__Problem statement__
Leaving the pictures aside, transcribe every line below exactly.

__Given information__
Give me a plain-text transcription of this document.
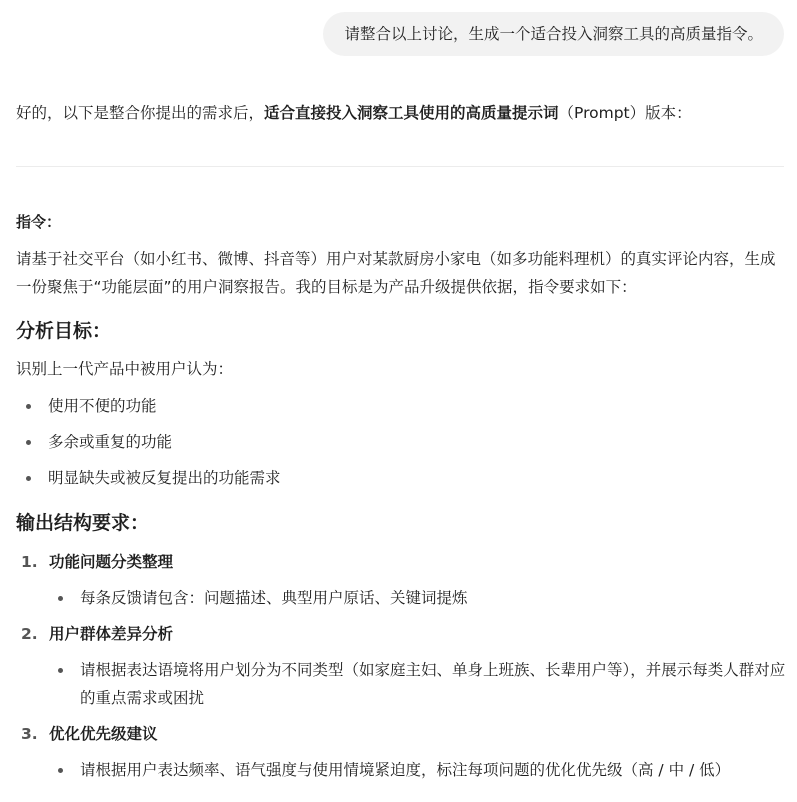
请整合以上讨论，生成一个适合投入洞察工具的高质量指令。
好的，以下是整合你提出的需求后，适合直接投入洞察工具使用的高质量提示词（Prompt）版本：
指令：
请基于社交平台（如小红书、微博、抖音等）用户对某款厨房小家电（如多功能料理机）的真实评论内容，生成一份聚焦于“功能层面”的用户洞察报告。我的目标是为产品升级提供依据，指令要求如下：
分析目标：
识别上一代产品中被用户认为：
使用不便的功能
多余或重复的功能
明显缺失或被反复提出的功能需求
输出结构要求：
1. 功能问题分类整理
每条反馈请包含：问题描述、典型用户原话、关键词提炼
2. 用户群体差异分析
请根据表达语境将用户划分为不同类型（如家庭主妇、单身上班族、长辈用户等），并展示每类人群对应的重点需求或困扰
3. 优化优先级建议
请根据用户表达频率、语气强度与使用情境紧迫度，标注每项问题的优化优先级（高 / 中 / 低）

__The response__
Give me a plain-text transcription of this document.
请整合以上讨论，生成一个适合投入洞察工具的高质量指令。
好的，以下是整合你提出的需求后，适合直接投入洞察工具使用的高质量提示词（Prompt）版本：
指令：
请基于社交平台（如小红书、微博、抖音等）用户对某款厨房小家电（如多功能料理机）的真实评论内容，生成一份聚焦于“功能层面”的用户洞察报告。我的目标是为产品升级提供依据，指令要求如下：
分析目标：
识别上一代产品中被用户认为：
使用不便的功能
多余或重复的功能
明显缺失或被反复提出的功能需求
输出结构要求：
1. 功能问题分类整理
每条反馈请包含：问题描述、典型用户原话、关键词提炼
2. 用户群体差异分析
请根据表达语境将用户划分为不同类型（如家庭主妇、单身上班族、长辈用户等），并展示每类人群对应的重点需求或困扰
3. 优化优先级建议
请根据用户表达频率、语气强度与使用情境紧迫度，标注每项问题的优化优先级（高 / 中 / 低）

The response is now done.